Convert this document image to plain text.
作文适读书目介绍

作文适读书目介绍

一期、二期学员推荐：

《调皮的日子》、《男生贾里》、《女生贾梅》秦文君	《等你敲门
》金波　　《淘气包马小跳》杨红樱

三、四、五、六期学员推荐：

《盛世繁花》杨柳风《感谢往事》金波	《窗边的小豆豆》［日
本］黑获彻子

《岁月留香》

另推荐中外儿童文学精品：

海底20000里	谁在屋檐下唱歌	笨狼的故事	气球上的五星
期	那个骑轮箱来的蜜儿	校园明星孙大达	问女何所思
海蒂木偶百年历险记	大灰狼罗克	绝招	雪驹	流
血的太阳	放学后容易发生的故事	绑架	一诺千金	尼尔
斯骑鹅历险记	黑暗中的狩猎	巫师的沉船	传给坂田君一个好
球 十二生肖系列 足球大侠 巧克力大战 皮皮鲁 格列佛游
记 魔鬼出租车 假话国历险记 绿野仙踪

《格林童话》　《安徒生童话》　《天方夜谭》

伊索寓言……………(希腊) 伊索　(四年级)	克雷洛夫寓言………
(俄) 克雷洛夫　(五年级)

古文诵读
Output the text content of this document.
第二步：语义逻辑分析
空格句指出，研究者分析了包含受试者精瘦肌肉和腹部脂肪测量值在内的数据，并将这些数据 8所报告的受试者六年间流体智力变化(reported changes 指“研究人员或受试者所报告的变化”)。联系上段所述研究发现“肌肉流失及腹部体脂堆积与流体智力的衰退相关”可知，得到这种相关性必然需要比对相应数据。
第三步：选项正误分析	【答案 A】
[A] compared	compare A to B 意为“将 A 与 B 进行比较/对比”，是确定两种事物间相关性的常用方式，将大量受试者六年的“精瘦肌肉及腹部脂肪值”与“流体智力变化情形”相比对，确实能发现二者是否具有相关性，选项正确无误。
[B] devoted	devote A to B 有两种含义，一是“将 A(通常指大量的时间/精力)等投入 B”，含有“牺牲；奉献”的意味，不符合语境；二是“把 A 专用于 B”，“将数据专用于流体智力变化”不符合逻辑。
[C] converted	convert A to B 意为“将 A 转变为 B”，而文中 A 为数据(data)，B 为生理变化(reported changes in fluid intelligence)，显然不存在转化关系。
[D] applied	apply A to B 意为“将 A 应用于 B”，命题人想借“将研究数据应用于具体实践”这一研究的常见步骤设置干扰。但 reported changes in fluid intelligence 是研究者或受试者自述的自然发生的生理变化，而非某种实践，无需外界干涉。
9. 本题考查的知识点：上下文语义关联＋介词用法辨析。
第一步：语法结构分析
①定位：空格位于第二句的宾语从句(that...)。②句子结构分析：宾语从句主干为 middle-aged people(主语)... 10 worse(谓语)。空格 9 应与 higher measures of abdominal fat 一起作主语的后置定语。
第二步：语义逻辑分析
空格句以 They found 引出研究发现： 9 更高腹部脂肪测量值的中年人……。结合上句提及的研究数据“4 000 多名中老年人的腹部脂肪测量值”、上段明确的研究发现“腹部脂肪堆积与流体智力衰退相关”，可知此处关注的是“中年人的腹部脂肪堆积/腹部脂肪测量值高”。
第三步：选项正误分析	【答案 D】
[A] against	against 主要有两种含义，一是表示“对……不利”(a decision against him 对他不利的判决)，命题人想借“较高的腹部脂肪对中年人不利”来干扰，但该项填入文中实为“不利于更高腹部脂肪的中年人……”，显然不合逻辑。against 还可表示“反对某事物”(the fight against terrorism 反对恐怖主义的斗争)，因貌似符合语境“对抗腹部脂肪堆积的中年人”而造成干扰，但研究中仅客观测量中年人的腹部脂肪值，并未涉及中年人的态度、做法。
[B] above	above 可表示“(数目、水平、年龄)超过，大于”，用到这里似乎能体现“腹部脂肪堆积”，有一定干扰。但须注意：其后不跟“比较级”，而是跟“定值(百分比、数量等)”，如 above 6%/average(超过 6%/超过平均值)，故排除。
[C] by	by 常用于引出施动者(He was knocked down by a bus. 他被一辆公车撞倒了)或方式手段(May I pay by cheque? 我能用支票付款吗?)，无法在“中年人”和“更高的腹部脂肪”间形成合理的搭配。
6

######

> _Instructions for the task_
Reproduce the material above, every line of it, exactly.

> _Result of this task_
Convert this document image to plain text.
作文适读书目介绍

作文适读书目介绍

一期、二期学员推荐：

《调皮的日子》、《男生贾里》、《女生贾梅》秦文君	《等你敲门
》金波　　《淘气包马小跳》杨红樱

三、四、五、六期学员推荐：

《盛世繁花》杨柳风《感谢往事》金波	《窗边的小豆豆》［日
本］黑获彻子

《岁月留香》

另推荐中外儿童文学精品：

海底20000里	谁在屋檐下唱歌	笨狼的故事	气球上的五星
期	那个骑轮箱来的蜜儿	校园明星孙大达	问女何所思
海蒂木偶百年历险记	大灰狼罗克	绝招	雪驹	流
血的太阳	放学后容易发生的故事	绑架	一诺千金	尼尔
斯骑鹅历险记	黑暗中的狩猎	巫师的沉船	传给坂田君一个好
球 十二生肖系列 足球大侠 巧克力大战 皮皮鲁 格列佛游
记 魔鬼出租车 假话国历险记 绿野仙踪

《格林童话》　《安徒生童话》　《天方夜谭》

伊索寓言……………(希腊) 伊索　(四年级)	克雷洛夫寓言………
(俄) 克雷洛夫　(五年级)

古文诵读
Output the text content of this document.
第二步：语义逻辑分析
空格句指出，研究者分析了包含受试者精瘦肌肉和腹部脂肪测量值在内的数据，并将这些数据 8所报告的受试者六年间流体智力变化(reported changes 指“研究人员或受试者所报告的变化”)。联系上段所述研究发现“肌肉流失及腹部体脂堆积与流体智力的衰退相关”可知，得到这种相关性必然需要比对相应数据。
第三步：选项正误分析	【答案 A】
[A] compared	compare A to B 意为“将 A 与 B 进行比较/对比”，是确定两种事物间相关性的常用方式，将大量受试者六年的“精瘦肌肉及腹部脂肪值”与“流体智力变化情形”相比对，确实能发现二者是否具有相关性，选项正确无误。
[B] devoted	devote A to B 有两种含义，一是“将 A(通常指大量的时间/精力)等投入 B”，含有“牺牲；奉献”的意味，不符合语境；二是“把 A 专用于 B”，“将数据专用于流体智力变化”不符合逻辑。
[C] converted	convert A to B 意为“将 A 转变为 B”，而文中 A 为数据(data)，B 为生理变化(reported changes in fluid intelligence)，显然不存在转化关系。
[D] applied	apply A to B 意为“将 A 应用于 B”，命题人想借“将研究数据应用于具体实践”这一研究的常见步骤设置干扰。但 reported changes in fluid intelligence 是研究者或受试者自述的自然发生的生理变化，而非某种实践，无需外界干涉。
9. 本题考查的知识点：上下文语义关联＋介词用法辨析。
第一步：语法结构分析
①定位：空格位于第二句的宾语从句(that...)。②句子结构分析：宾语从句主干为 middle-aged people(主语)... 10 worse(谓语)。空格 9 应与 higher measures of abdominal fat 一起作主语的后置定语。
第二步：语义逻辑分析
空格句以 They found 引出研究发现： 9 更高腹部脂肪测量值的中年人……。结合上句提及的研究数据“4 000 多名中老年人的腹部脂肪测量值”、上段明确的研究发现“腹部脂肪堆积与流体智力衰退相关”，可知此处关注的是“中年人的腹部脂肪堆积/腹部脂肪测量值高”。
第三步：选项正误分析	【答案 D】
[A] against	against 主要有两种含义，一是表示“对……不利”(a decision against him 对他不利的判决)，命题人想借“较高的腹部脂肪对中年人不利”来干扰，但该项填入文中实为“不利于更高腹部脂肪的中年人……”，显然不合逻辑。against 还可表示“反对某事物”(the fight against terrorism 反对恐怖主义的斗争)，因貌似符合语境“对抗腹部脂肪堆积的中年人”而造成干扰，但研究中仅客观测量中年人的腹部脂肪值，并未涉及中年人的态度、做法。
[B] above	above 可表示“(数目、水平、年龄)超过，大于”，用到这里似乎能体现“腹部脂肪堆积”，有一定干扰。但须注意：其后不跟“比较级”，而是跟“定值(百分比、数量等)”，如 above 6%/average(超过 6%/超过平均值)，故排除。
[C] by	by 常用于引出施动者(He was knocked down by a bus. 他被一辆公车撞倒了)或方式手段(May I pay by cheque? 我能用支票付款吗?)，无法在“中年人”和“更高的腹部脂肪”间形成合理的搭配。
6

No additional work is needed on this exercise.